**Job**
Every entry below must be repeated exactly; skip the pictures.

Figure record extracts
- - - - -
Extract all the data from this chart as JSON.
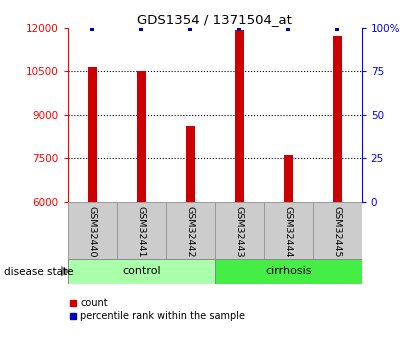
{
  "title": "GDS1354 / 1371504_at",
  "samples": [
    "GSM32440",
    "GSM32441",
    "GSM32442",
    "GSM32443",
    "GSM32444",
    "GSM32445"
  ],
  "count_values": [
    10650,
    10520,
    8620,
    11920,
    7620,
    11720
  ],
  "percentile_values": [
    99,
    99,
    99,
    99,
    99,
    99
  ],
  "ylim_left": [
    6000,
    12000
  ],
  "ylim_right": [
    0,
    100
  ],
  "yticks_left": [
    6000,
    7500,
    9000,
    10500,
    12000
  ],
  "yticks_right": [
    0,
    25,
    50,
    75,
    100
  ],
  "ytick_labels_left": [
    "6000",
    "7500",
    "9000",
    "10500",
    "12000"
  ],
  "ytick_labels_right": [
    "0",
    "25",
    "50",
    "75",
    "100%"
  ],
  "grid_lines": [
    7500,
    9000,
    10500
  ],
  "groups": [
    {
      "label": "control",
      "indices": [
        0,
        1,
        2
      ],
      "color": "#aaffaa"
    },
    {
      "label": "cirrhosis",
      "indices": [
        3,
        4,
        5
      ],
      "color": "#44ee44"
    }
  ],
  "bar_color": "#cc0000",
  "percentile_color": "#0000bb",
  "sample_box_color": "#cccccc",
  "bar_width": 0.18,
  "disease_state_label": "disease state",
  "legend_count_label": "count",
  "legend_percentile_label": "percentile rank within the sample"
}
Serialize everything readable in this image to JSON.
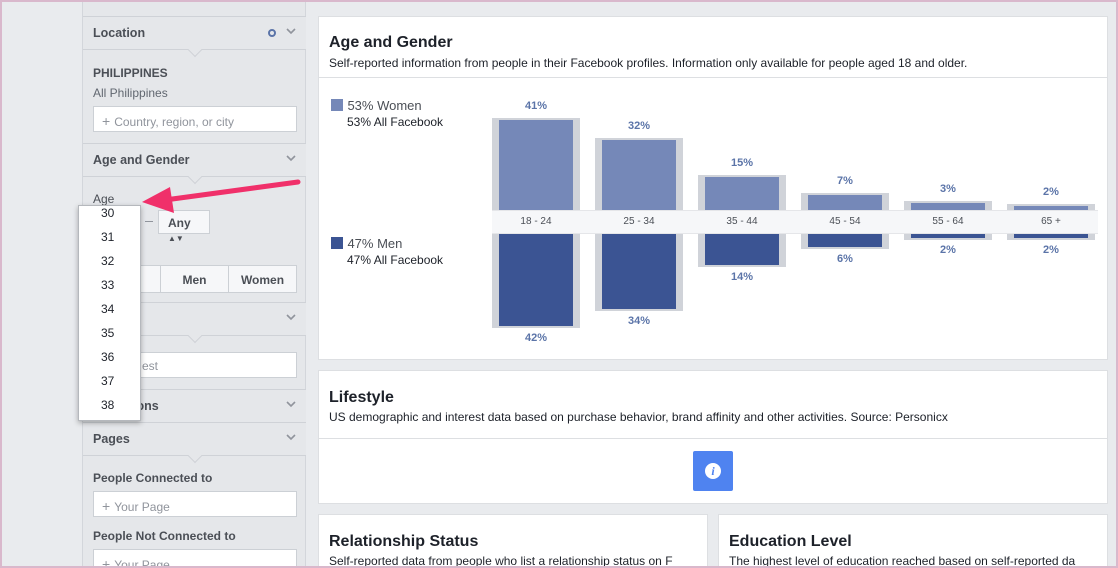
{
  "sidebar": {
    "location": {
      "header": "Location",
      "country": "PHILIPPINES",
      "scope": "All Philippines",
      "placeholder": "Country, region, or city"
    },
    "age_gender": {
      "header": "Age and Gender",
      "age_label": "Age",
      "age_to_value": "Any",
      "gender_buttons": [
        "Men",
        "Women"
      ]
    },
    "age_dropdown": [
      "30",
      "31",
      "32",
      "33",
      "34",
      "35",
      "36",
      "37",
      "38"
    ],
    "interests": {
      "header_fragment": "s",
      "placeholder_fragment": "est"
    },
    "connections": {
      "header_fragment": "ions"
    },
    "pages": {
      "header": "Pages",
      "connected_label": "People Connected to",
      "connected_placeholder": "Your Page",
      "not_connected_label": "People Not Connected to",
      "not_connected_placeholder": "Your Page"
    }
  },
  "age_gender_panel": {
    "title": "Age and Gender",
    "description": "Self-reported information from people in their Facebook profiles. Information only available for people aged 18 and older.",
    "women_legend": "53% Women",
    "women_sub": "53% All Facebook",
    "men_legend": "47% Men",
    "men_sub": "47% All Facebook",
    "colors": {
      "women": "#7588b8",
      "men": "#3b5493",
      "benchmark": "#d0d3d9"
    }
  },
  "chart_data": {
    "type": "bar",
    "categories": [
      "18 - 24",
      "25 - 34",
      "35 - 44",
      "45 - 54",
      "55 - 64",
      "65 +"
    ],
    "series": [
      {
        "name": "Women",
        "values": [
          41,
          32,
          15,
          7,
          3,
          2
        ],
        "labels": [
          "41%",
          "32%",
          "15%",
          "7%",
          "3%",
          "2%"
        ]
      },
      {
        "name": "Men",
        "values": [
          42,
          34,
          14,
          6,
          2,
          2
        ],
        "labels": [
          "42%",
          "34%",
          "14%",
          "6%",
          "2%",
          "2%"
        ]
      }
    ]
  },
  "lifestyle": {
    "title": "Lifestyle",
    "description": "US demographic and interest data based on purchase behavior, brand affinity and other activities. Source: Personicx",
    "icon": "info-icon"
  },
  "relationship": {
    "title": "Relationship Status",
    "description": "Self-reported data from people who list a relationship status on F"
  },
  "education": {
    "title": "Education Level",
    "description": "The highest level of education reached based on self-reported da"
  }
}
- - - - -
**Exercise answer**
Extract all the data from this chart as JSON.
{
  "title": "GDS1354 / 1371504_at",
  "samples": [
    "GSM32440",
    "GSM32441",
    "GSM32442",
    "GSM32443",
    "GSM32444",
    "GSM32445"
  ],
  "count_values": [
    10650,
    10520,
    8620,
    11920,
    7620,
    11720
  ],
  "percentile_values": [
    99,
    99,
    99,
    99,
    99,
    99
  ],
  "ylim_left": [
    6000,
    12000
  ],
  "ylim_right": [
    0,
    100
  ],
  "yticks_left": [
    6000,
    7500,
    9000,
    10500,
    12000
  ],
  "yticks_right": [
    0,
    25,
    50,
    75,
    100
  ],
  "ytick_labels_left": [
    "6000",
    "7500",
    "9000",
    "10500",
    "12000"
  ],
  "ytick_labels_right": [
    "0",
    "25",
    "50",
    "75",
    "100%"
  ],
  "grid_lines": [
    7500,
    9000,
    10500
  ],
  "groups": [
    {
      "label": "control",
      "indices": [
        0,
        1,
        2
      ],
      "color": "#aaffaa"
    },
    {
      "label": "cirrhosis",
      "indices": [
        3,
        4,
        5
      ],
      "color": "#44ee44"
    }
  ],
  "bar_color": "#cc0000",
  "percentile_color": "#0000bb",
  "sample_box_color": "#cccccc",
  "bar_width": 0.18,
  "disease_state_label": "disease state",
  "legend_count_label": "count",
  "legend_percentile_label": "percentile rank within the sample"
}
Serialize everything readable in this image to JSON.
{
  "sidebar": {
    "location": {
      "header": "Location",
      "country": "PHILIPPINES",
      "scope": "All Philippines",
      "placeholder": "Country, region, or city"
    },
    "age_gender": {
      "header": "Age and Gender",
      "age_label": "Age",
      "age_to_value": "Any",
      "gender_buttons": [
        "Men",
        "Women"
      ]
    },
    "age_dropdown": [
      "30",
      "31",
      "32",
      "33",
      "34",
      "35",
      "36",
      "37",
      "38"
    ],
    "interests": {
      "header_fragment": "s",
      "placeholder_fragment": "est"
    },
    "connections": {
      "header_fragment": "ions"
    },
    "pages": {
      "header": "Pages",
      "connected_label": "People Connected to",
      "connected_placeholder": "Your Page",
      "not_connected_label": "People Not Connected to",
      "not_connected_placeholder": "Your Page"
    }
  },
  "age_gender_panel": {
    "title": "Age and Gender",
    "description": "Self-reported information from people in their Facebook profiles. Information only available for people aged 18 and older.",
    "women_legend": "53% Women",
    "women_sub": "53% All Facebook",
    "men_legend": "47% Men",
    "men_sub": "47% All Facebook",
    "colors": {
      "women": "#7588b8",
      "men": "#3b5493",
      "benchmark": "#d0d3d9"
    }
  },
  "chart_data": {
    "type": "bar",
    "categories": [
      "18 - 24",
      "25 - 34",
      "35 - 44",
      "45 - 54",
      "55 - 64",
      "65 +"
    ],
    "series": [
      {
        "name": "Women",
        "values": [
          41,
          32,
          15,
          7,
          3,
          2
        ],
        "labels": [
          "41%",
          "32%",
          "15%",
          "7%",
          "3%",
          "2%"
        ]
      },
      {
        "name": "Men",
        "values": [
          42,
          34,
          14,
          6,
          2,
          2
        ],
        "labels": [
          "42%",
          "34%",
          "14%",
          "6%",
          "2%",
          "2%"
        ]
      }
    ]
  },
  "lifestyle": {
    "title": "Lifestyle",
    "description": "US demographic and interest data based on purchase behavior, brand affinity and other activities. Source: Personicx",
    "icon": "info-icon"
  },
  "relationship": {
    "title": "Relationship Status",
    "description": "Self-reported data from people who list a relationship status on F"
  },
  "education": {
    "title": "Education Level",
    "description": "The highest level of education reached based on self-reported da"
  }
}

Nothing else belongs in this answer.